··· Dataset content ···
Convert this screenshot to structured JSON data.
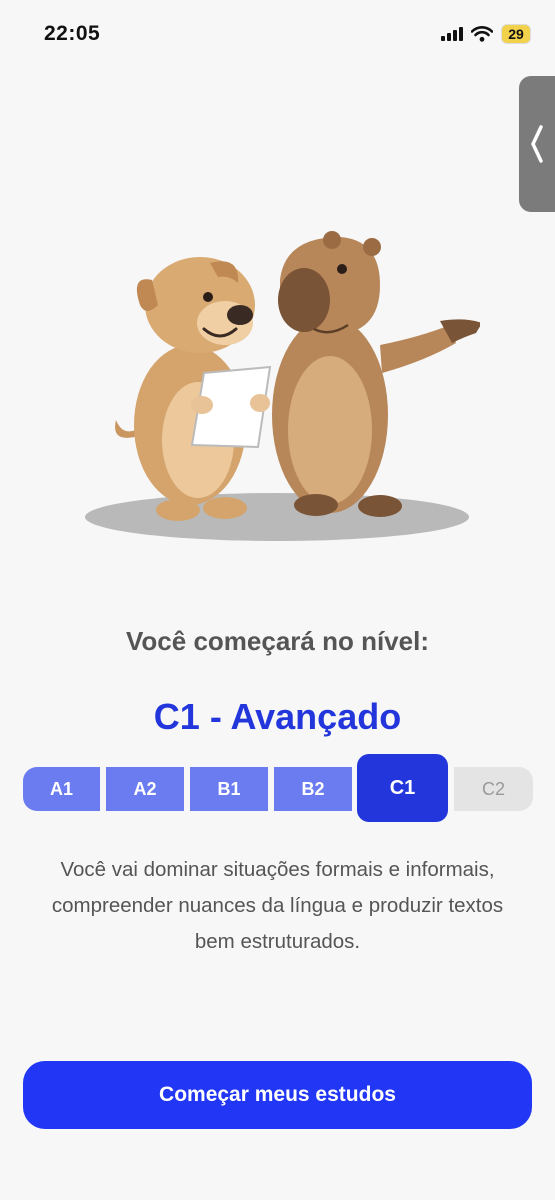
{
  "status_bar": {
    "time": "22:05",
    "battery": "29",
    "icons": [
      "signal-icon",
      "wifi-icon",
      "battery-icon"
    ]
  },
  "side_handle": {
    "icon": "chevron-left-icon"
  },
  "illustration": {
    "description_icon": "dog-and-capybara-illustration"
  },
  "headline": "Você começará no nível:",
  "level_title": "C1 - Avançado",
  "levels": {
    "a1": "A1",
    "a2": "A2",
    "b1": "B1",
    "b2": "B2",
    "c1": "C1",
    "c2": "C2",
    "selected": "C1"
  },
  "description": "Você vai dominar situações formais e informais, compreender nuances da língua e produzir textos bem estruturados.",
  "cta": {
    "label": "Começar meus estudos"
  },
  "colors": {
    "accent": "#2236dc",
    "button": "#2137f5",
    "segment_done": "#6b7cf0",
    "segment_locked": "#e4e4e4",
    "battery": "#f2d24b"
  }
}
···
_Task description_
Reproduce the entries exactly. Do not carry over any picture.

_Result of this task_
Convert this screenshot to structured JSON data.
{
  "status_bar": {
    "time": "22:05",
    "battery": "29",
    "icons": [
      "signal-icon",
      "wifi-icon",
      "battery-icon"
    ]
  },
  "side_handle": {
    "icon": "chevron-left-icon"
  },
  "illustration": {
    "description_icon": "dog-and-capybara-illustration"
  },
  "headline": "Você começará no nível:",
  "level_title": "C1 - Avançado",
  "levels": {
    "a1": "A1",
    "a2": "A2",
    "b1": "B1",
    "b2": "B2",
    "c1": "C1",
    "c2": "C2",
    "selected": "C1"
  },
  "description": "Você vai dominar situações formais e informais, compreender nuances da língua e produzir textos bem estruturados.",
  "cta": {
    "label": "Começar meus estudos"
  },
  "colors": {
    "accent": "#2236dc",
    "button": "#2137f5",
    "segment_done": "#6b7cf0",
    "segment_locked": "#e4e4e4",
    "battery": "#f2d24b"
  }
}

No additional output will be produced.